WORK INSTRUCTIONS: "light" appears in how many lines of the entries? State only the number.

>> begin SOURCE RECORDS

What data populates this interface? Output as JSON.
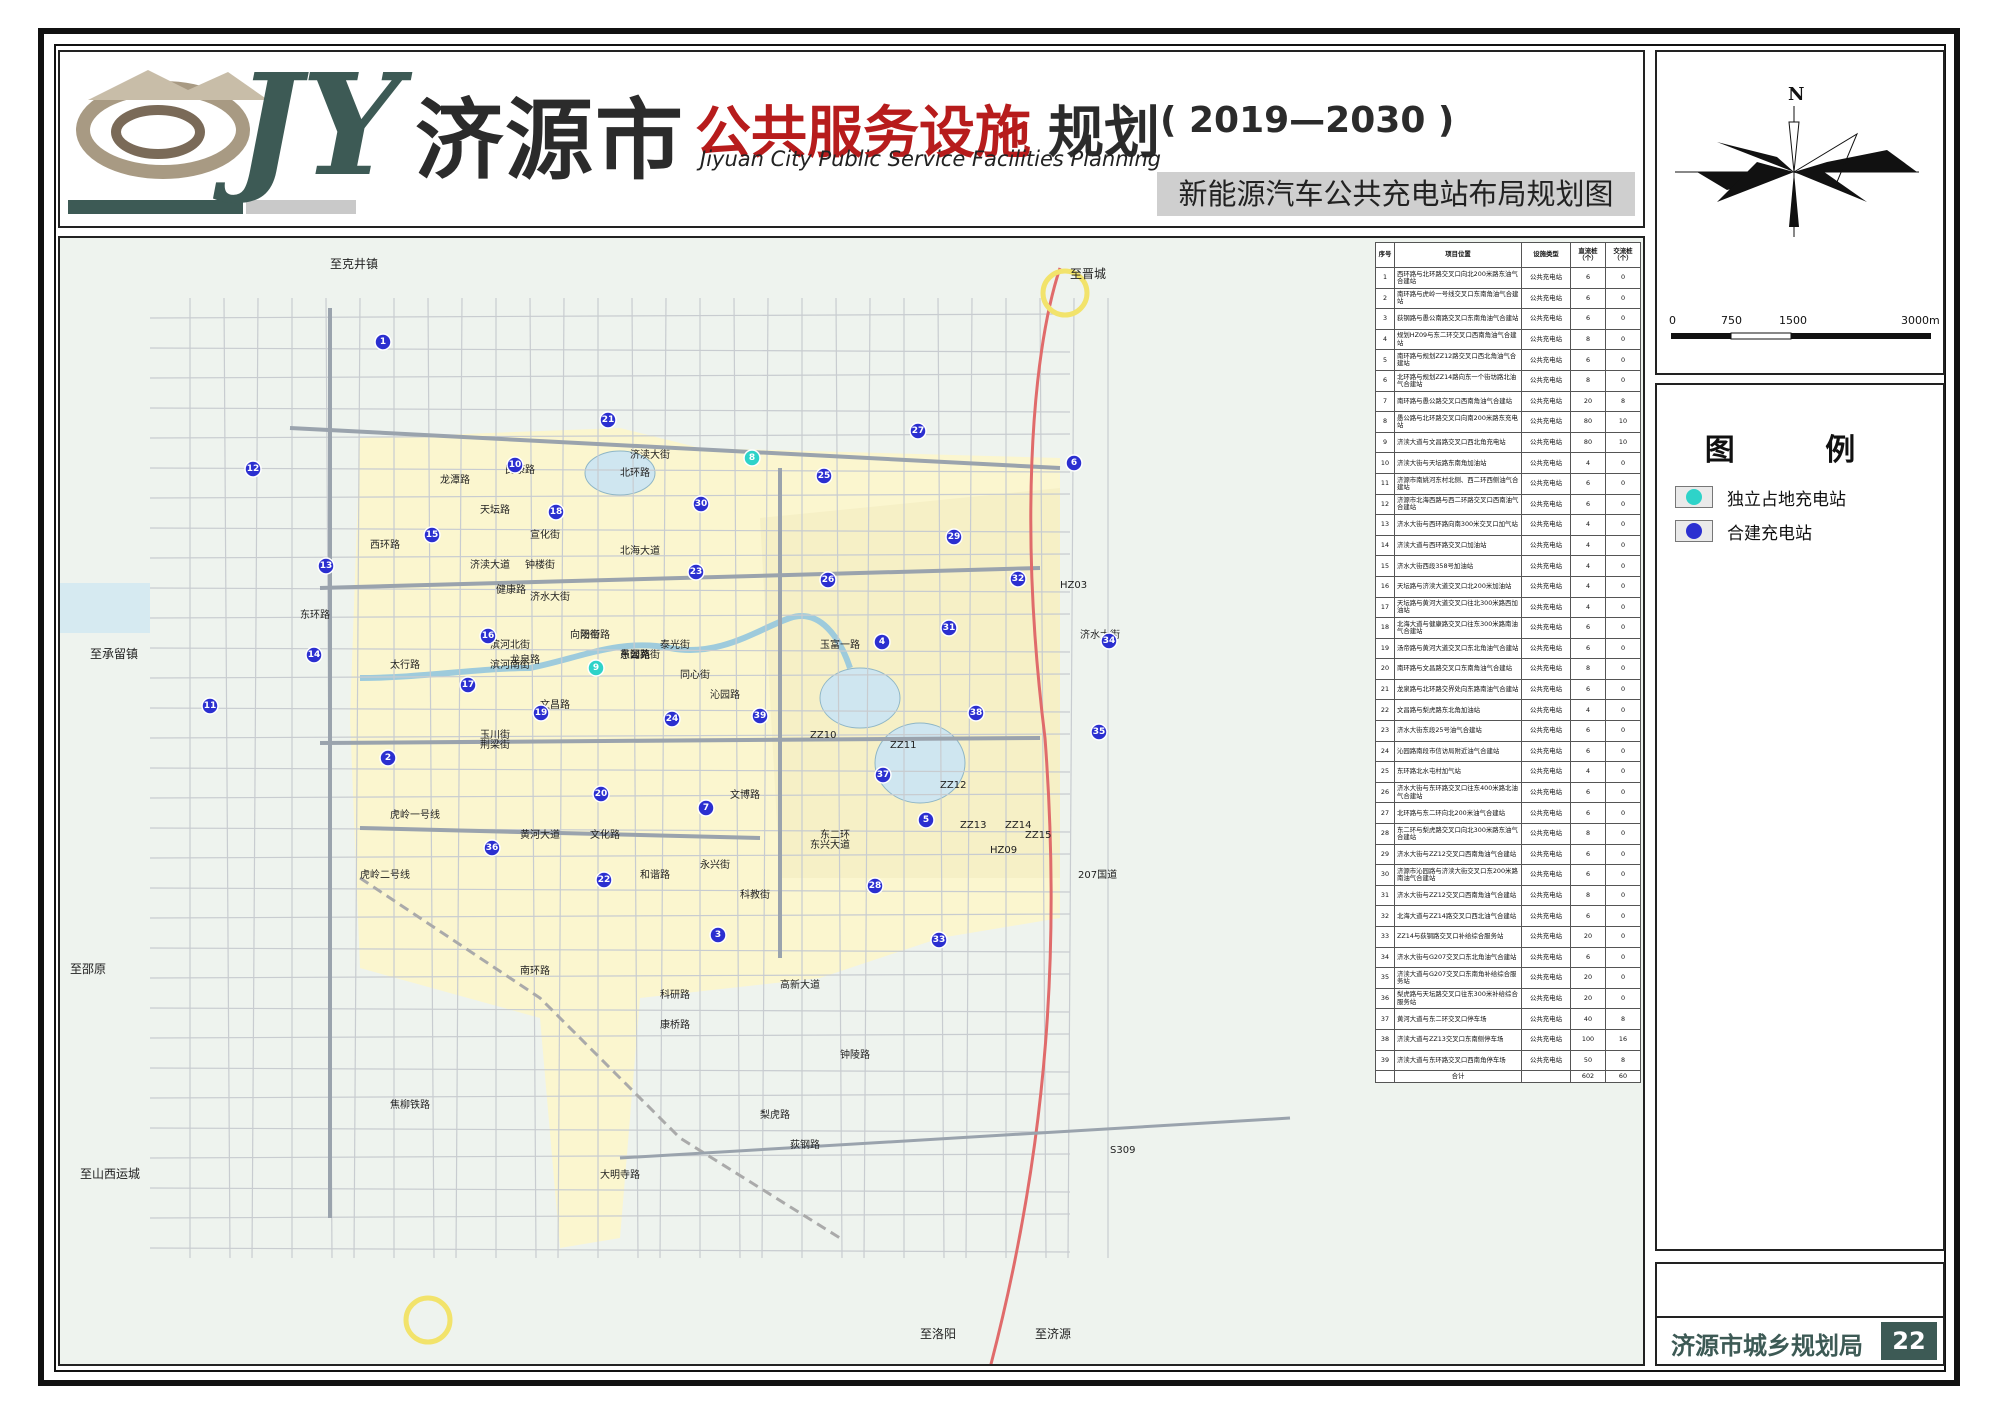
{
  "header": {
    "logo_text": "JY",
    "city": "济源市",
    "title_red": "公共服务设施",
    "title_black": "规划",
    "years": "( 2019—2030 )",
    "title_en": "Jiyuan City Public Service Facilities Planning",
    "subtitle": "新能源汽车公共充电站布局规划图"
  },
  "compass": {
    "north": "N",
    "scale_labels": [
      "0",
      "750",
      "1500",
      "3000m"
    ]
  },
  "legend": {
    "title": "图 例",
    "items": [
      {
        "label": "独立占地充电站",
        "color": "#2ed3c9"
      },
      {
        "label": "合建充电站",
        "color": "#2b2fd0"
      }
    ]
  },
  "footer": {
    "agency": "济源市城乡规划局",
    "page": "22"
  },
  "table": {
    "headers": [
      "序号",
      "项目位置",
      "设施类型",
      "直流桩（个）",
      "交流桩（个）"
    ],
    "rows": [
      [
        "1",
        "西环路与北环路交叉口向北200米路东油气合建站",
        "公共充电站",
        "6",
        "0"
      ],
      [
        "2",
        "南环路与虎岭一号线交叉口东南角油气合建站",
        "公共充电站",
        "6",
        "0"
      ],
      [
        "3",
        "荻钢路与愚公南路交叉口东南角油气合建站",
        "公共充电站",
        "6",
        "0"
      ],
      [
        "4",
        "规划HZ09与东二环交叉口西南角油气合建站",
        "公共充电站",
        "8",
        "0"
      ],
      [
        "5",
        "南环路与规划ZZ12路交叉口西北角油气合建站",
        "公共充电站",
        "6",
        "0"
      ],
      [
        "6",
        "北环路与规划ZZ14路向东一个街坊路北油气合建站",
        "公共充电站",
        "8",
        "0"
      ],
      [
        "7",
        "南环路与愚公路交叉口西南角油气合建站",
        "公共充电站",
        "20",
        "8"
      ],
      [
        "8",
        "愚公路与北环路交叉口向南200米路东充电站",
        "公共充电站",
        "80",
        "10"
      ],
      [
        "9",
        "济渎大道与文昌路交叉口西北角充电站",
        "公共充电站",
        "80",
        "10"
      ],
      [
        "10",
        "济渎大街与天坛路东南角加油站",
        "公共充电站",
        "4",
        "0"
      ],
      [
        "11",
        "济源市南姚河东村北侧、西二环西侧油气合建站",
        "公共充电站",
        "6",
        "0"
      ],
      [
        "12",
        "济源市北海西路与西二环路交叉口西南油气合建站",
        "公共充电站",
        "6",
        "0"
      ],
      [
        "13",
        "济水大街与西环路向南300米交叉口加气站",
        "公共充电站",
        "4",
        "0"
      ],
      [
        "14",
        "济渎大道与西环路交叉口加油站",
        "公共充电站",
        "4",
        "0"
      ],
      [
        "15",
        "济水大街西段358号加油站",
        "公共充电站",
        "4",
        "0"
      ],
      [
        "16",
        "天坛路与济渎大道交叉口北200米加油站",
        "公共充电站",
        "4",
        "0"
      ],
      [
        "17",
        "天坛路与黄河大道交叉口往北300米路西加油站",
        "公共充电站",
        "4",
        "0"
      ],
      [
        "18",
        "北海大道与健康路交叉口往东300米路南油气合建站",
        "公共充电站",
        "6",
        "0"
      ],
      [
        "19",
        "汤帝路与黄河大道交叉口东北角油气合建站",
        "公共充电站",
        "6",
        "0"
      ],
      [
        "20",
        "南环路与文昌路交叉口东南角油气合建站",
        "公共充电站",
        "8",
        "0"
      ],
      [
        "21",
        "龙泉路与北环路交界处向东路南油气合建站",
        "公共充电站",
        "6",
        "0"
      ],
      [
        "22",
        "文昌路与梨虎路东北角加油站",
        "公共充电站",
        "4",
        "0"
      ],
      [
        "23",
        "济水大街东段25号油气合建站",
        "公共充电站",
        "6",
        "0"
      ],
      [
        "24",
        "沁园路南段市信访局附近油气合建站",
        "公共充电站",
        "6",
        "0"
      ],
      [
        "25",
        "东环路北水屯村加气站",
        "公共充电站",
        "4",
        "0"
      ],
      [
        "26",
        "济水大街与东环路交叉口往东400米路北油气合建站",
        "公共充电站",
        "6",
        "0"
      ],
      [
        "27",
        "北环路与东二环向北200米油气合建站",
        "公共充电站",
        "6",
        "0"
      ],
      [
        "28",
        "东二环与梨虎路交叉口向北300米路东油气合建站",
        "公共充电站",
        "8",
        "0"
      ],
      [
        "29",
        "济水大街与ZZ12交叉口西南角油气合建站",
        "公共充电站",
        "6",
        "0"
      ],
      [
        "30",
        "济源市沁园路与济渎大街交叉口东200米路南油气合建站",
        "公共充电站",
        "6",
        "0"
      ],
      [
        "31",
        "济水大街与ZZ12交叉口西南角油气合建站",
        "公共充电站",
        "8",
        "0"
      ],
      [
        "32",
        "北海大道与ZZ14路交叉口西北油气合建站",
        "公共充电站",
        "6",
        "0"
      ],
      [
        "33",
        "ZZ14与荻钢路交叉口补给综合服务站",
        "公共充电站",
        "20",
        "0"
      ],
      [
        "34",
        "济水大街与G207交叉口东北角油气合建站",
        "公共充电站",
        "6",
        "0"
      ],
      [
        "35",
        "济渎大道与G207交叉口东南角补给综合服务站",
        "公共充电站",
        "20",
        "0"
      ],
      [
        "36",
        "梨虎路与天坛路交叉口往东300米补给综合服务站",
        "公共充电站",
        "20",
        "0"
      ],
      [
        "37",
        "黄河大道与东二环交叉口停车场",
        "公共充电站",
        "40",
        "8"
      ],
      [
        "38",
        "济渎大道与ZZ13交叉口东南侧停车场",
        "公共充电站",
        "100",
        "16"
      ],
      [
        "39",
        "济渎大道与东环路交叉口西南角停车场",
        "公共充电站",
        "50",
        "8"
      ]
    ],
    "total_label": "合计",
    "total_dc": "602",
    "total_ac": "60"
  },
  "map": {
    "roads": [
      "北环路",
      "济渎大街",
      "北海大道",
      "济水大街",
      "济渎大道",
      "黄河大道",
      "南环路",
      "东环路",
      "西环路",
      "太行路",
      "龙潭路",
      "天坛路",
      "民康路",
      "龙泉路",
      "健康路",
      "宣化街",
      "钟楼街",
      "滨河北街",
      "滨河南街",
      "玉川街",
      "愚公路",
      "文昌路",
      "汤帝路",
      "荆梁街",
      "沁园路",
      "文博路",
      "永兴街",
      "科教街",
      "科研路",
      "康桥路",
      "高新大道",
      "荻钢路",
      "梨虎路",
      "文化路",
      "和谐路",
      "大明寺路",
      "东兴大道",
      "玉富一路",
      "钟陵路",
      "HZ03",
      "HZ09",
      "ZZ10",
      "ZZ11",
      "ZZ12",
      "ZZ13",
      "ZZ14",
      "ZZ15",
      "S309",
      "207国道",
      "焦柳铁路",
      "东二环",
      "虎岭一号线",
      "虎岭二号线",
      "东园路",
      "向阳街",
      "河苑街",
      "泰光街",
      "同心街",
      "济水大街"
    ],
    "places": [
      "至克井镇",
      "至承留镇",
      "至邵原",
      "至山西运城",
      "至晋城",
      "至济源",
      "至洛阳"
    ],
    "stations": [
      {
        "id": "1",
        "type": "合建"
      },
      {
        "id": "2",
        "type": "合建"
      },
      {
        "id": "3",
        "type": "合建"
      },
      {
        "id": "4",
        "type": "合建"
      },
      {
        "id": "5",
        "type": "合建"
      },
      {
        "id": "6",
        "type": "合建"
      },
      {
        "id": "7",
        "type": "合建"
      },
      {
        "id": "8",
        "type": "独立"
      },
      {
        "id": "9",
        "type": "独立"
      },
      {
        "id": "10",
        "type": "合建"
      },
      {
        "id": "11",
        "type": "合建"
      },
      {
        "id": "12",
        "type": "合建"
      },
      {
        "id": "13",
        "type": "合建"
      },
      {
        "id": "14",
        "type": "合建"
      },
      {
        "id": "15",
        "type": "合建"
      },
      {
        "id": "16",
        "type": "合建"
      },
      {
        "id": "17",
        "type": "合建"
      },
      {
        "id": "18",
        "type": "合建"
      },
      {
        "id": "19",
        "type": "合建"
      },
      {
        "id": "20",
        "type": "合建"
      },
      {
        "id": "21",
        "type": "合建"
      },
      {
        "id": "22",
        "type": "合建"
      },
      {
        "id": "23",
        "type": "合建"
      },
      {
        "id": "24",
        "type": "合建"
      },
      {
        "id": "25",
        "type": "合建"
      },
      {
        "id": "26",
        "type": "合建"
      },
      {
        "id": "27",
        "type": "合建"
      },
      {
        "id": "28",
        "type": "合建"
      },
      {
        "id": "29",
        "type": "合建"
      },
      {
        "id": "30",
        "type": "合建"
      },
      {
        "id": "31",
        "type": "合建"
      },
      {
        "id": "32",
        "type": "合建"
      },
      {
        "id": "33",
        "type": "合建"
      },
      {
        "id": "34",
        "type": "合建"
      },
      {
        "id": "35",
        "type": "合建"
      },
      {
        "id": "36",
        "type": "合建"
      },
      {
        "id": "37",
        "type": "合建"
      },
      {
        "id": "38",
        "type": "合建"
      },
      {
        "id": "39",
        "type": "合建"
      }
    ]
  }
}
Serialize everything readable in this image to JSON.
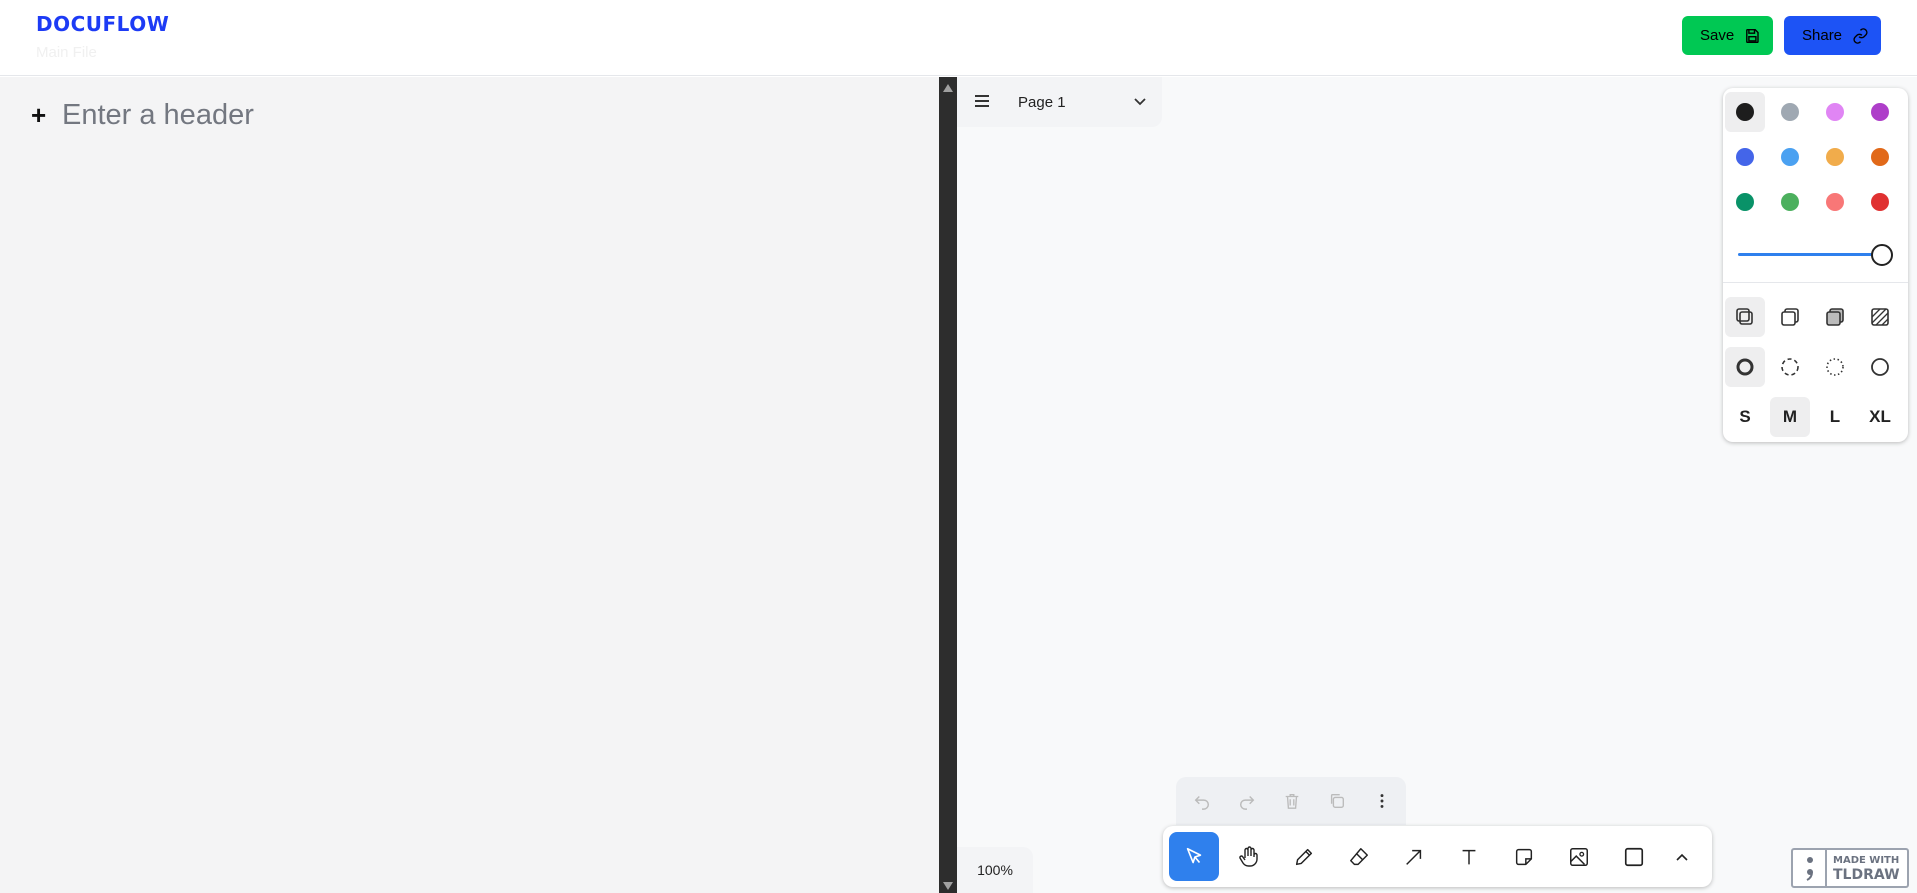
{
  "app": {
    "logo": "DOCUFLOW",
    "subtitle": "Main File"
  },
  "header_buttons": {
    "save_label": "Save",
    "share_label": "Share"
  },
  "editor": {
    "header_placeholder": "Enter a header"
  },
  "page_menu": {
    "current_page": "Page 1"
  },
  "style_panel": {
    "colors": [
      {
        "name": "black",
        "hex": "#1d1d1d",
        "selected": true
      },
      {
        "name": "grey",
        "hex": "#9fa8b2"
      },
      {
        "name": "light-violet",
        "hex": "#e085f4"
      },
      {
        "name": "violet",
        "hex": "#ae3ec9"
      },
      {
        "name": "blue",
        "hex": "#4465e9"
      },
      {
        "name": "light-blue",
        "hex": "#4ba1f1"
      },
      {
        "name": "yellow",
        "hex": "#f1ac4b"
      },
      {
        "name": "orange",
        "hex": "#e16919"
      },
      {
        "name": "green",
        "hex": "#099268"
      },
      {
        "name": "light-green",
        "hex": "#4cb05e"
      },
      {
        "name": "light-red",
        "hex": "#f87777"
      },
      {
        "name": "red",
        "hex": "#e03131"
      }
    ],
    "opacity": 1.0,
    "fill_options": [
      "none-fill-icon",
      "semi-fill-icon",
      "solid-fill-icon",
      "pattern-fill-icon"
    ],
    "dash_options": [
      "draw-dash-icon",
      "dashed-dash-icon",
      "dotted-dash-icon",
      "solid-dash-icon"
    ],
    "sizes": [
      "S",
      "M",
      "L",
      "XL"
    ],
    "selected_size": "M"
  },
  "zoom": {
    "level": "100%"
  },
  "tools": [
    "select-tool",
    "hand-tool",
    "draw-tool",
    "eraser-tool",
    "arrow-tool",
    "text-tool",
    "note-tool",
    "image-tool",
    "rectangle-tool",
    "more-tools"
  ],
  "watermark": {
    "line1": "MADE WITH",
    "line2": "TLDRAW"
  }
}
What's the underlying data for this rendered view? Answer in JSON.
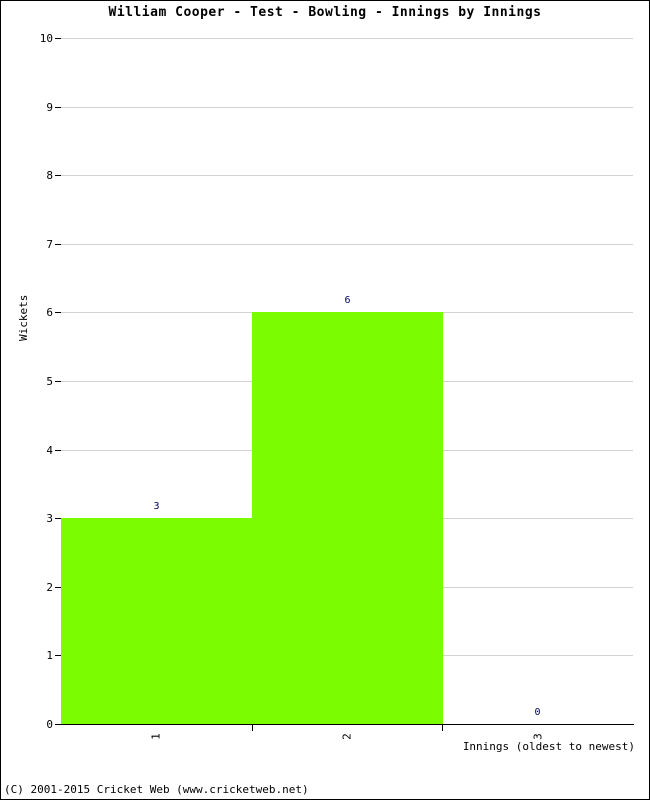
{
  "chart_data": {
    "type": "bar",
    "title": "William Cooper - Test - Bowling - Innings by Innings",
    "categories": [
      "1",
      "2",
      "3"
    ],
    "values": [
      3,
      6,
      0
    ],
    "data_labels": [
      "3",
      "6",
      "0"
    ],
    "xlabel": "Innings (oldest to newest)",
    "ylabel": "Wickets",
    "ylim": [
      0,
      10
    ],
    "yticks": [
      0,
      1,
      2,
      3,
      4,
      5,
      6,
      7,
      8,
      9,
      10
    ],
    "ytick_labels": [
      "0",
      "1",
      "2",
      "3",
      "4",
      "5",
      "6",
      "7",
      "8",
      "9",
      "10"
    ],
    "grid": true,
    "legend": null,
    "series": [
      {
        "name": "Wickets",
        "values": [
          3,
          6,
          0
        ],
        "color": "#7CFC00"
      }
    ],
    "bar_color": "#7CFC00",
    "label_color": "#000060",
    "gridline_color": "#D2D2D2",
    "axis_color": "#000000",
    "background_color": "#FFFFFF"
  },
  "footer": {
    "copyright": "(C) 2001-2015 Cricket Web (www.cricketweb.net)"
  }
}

>> end SOURCE RECORDS

RIGHT ANSWER: 4